PROBLEM DESCRIPTION:
Print all the records exactly, please.

DATASET ENTRIES:
-.-.-

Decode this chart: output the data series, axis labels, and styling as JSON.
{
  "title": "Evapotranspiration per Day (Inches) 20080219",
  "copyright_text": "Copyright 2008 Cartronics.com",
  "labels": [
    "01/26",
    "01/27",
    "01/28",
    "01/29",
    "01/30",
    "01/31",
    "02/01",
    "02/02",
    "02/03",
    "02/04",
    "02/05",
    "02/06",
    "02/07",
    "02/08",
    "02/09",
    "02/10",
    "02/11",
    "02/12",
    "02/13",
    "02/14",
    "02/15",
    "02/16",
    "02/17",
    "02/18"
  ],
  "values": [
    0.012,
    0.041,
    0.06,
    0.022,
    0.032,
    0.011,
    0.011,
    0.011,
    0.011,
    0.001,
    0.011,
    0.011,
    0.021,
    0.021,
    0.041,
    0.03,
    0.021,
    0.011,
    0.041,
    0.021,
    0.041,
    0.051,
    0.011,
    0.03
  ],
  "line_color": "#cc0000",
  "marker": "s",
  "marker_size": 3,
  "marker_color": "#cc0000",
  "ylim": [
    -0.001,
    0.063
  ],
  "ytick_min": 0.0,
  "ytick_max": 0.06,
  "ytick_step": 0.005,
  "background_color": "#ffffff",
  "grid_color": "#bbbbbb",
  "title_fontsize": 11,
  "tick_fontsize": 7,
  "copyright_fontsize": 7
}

-.-.-

EXERCISE RESPONSE:
Decode this chart: output the data series, axis labels, and styling as JSON.
{
  "title": "Evapotranspiration per Day (Inches) 20080219",
  "copyright_text": "Copyright 2008 Cartronics.com",
  "labels": [
    "01/26",
    "01/27",
    "01/28",
    "01/29",
    "01/30",
    "01/31",
    "02/01",
    "02/02",
    "02/03",
    "02/04",
    "02/05",
    "02/06",
    "02/07",
    "02/08",
    "02/09",
    "02/10",
    "02/11",
    "02/12",
    "02/13",
    "02/14",
    "02/15",
    "02/16",
    "02/17",
    "02/18"
  ],
  "values": [
    0.012,
    0.041,
    0.06,
    0.022,
    0.032,
    0.011,
    0.011,
    0.011,
    0.011,
    0.001,
    0.011,
    0.011,
    0.021,
    0.021,
    0.041,
    0.03,
    0.021,
    0.011,
    0.041,
    0.021,
    0.041,
    0.051,
    0.011,
    0.03
  ],
  "line_color": "#cc0000",
  "marker": "s",
  "marker_size": 3,
  "marker_color": "#cc0000",
  "ylim": [
    -0.001,
    0.063
  ],
  "ytick_min": 0.0,
  "ytick_max": 0.06,
  "ytick_step": 0.005,
  "background_color": "#ffffff",
  "grid_color": "#bbbbbb",
  "title_fontsize": 11,
  "tick_fontsize": 7,
  "copyright_fontsize": 7
}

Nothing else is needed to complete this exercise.